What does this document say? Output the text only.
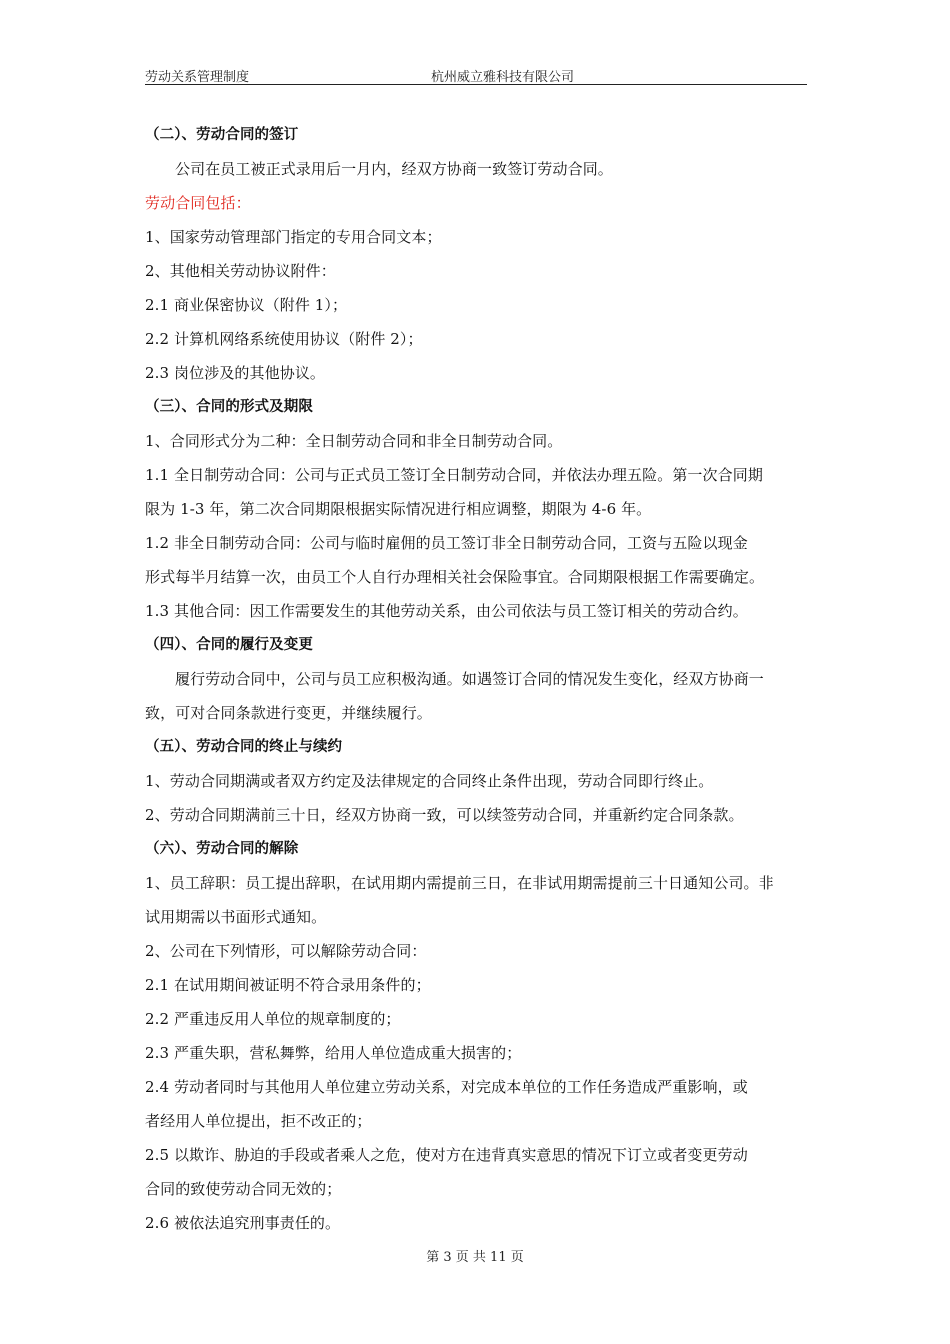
劳动关系管理制度	杭州威立雅科技有限公司
（二）、劳动合同的签订
公司在员工被正式录用后一月内，经双方协商一致签订劳动合同。
劳动合同包括：
1、国家劳动管理部门指定的专用合同文本；
2、其他相关劳动协议附件：
2.1 商业保密协议（附件 1）；
2.2 计算机网络系统使用协议（附件 2）；
2.3 岗位涉及的其他协议。
（三）、合同的形式及期限
1、合同形式分为二种：全日制劳动合同和非全日制劳动合同。
1.1 全日制劳动合同：公司与正式员工签订全日制劳动合同，并依法办理五险。第一次合同期
限为 1-3 年，第二次合同期限根据实际情况进行相应调整，期限为 4-6 年。
1.2 非全日制劳动合同：公司与临时雇佣的员工签订非全日制劳动合同，工资与五险以现金
形式每半月结算一次，由员工个人自行办理相关社会保险事宜。合同期限根据工作需要确定。
1.3 其他合同：因工作需要发生的其他劳动关系，由公司依法与员工签订相关的劳动合约。
（四）、合同的履行及变更
履行劳动合同中，公司与员工应积极沟通。如遇签订合同的情况发生变化，经双方协商一
致，可对合同条款进行变更，并继续履行。
（五）、劳动合同的终止与续约
1、劳动合同期满或者双方约定及法律规定的合同终止条件出现，劳动合同即行终止。
2、劳动合同期满前三十日，经双方协商一致，可以续签劳动合同，并重新约定合同条款。
（六）、劳动合同的解除
1、员工辞职：员工提出辞职，在试用期内需提前三日，在非试用期需提前三十日通知公司。非
试用期需以书面形式通知。
2、公司在下列情形，可以解除劳动合同：
2.1 在试用期间被证明不符合录用条件的；
2.2 严重违反用人单位的规章制度的；
2.3 严重失职，营私舞弊，给用人单位造成重大损害的；
2.4 劳动者同时与其他用人单位建立劳动关系，对完成本单位的工作任务造成严重影响，或
者经用人单位提出，拒不改正的；
2.5 以欺诈、胁迫的手段或者乘人之危，使对方在违背真实意思的情况下订立或者变更劳动
合同的致使劳动合同无效的；
2.6 被依法追究刑事责任的。
第 3 页 共 11 页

● ● ● ● ● ● ●

**Prompt:** Leave the pictures out and print the records above exactly as they stand.

**Correct answer:**
What does this document say? Output the text only.
劳动关系管理制度	杭州威立雅科技有限公司
（二）、劳动合同的签订
公司在员工被正式录用后一月内，经双方协商一致签订劳动合同。
劳动合同包括：
1、国家劳动管理部门指定的专用合同文本；
2、其他相关劳动协议附件：
2.1 商业保密协议（附件 1）；
2.2 计算机网络系统使用协议（附件 2）；
2.3 岗位涉及的其他协议。
（三）、合同的形式及期限
1、合同形式分为二种：全日制劳动合同和非全日制劳动合同。
1.1 全日制劳动合同：公司与正式员工签订全日制劳动合同，并依法办理五险。第一次合同期
限为 1-3 年，第二次合同期限根据实际情况进行相应调整，期限为 4-6 年。
1.2 非全日制劳动合同：公司与临时雇佣的员工签订非全日制劳动合同，工资与五险以现金
形式每半月结算一次，由员工个人自行办理相关社会保险事宜。合同期限根据工作需要确定。
1.3 其他合同：因工作需要发生的其他劳动关系，由公司依法与员工签订相关的劳动合约。
（四）、合同的履行及变更
履行劳动合同中，公司与员工应积极沟通。如遇签订合同的情况发生变化，经双方协商一
致，可对合同条款进行变更，并继续履行。
（五）、劳动合同的终止与续约
1、劳动合同期满或者双方约定及法律规定的合同终止条件出现，劳动合同即行终止。
2、劳动合同期满前三十日，经双方协商一致，可以续签劳动合同，并重新约定合同条款。
（六）、劳动合同的解除
1、员工辞职：员工提出辞职，在试用期内需提前三日，在非试用期需提前三十日通知公司。非
试用期需以书面形式通知。
2、公司在下列情形，可以解除劳动合同：
2.1 在试用期间被证明不符合录用条件的；
2.2 严重违反用人单位的规章制度的；
2.3 严重失职，营私舞弊，给用人单位造成重大损害的；
2.4 劳动者同时与其他用人单位建立劳动关系，对完成本单位的工作任务造成严重影响，或
者经用人单位提出，拒不改正的；
2.5 以欺诈、胁迫的手段或者乘人之危，使对方在违背真实意思的情况下订立或者变更劳动
合同的致使劳动合同无效的；
2.6 被依法追究刑事责任的。
第 3 页 共 11 页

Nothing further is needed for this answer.